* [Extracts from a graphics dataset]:
-*-*-

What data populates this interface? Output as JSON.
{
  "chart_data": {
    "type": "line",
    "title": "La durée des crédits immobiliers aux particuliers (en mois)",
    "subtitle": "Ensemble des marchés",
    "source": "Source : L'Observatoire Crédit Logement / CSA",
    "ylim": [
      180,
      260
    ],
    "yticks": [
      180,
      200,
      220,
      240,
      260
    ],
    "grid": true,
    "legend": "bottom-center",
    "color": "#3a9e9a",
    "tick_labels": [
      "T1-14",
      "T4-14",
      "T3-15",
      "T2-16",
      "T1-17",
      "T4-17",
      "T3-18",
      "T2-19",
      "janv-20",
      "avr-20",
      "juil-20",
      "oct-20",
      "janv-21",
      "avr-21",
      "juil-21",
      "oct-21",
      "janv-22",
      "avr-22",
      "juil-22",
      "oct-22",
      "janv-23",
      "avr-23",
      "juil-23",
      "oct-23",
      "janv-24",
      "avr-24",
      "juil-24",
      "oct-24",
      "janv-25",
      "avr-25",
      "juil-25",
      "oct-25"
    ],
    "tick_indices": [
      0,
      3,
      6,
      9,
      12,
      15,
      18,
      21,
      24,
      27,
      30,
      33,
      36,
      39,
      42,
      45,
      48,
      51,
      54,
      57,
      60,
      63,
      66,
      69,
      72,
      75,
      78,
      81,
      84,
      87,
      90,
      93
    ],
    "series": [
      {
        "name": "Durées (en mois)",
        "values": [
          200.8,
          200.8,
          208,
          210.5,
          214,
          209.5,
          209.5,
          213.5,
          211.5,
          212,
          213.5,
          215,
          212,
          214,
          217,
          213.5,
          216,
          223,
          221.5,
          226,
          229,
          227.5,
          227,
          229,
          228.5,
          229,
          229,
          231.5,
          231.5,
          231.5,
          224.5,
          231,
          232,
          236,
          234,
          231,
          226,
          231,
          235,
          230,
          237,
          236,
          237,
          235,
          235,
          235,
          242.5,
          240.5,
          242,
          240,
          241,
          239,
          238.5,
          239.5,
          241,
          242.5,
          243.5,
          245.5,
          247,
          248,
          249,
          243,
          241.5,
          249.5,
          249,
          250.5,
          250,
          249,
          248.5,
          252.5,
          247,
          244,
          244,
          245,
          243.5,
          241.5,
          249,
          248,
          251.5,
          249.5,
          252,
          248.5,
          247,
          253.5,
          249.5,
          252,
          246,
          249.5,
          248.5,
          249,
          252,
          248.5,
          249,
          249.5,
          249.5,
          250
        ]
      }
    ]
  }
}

-*-*-

Pick out the lines containing the word "mois" and show them.

* [Result]:
    "title": "La durée des crédits immobiliers aux particuliers (en mois)",
        "name": "Durées (en mois)",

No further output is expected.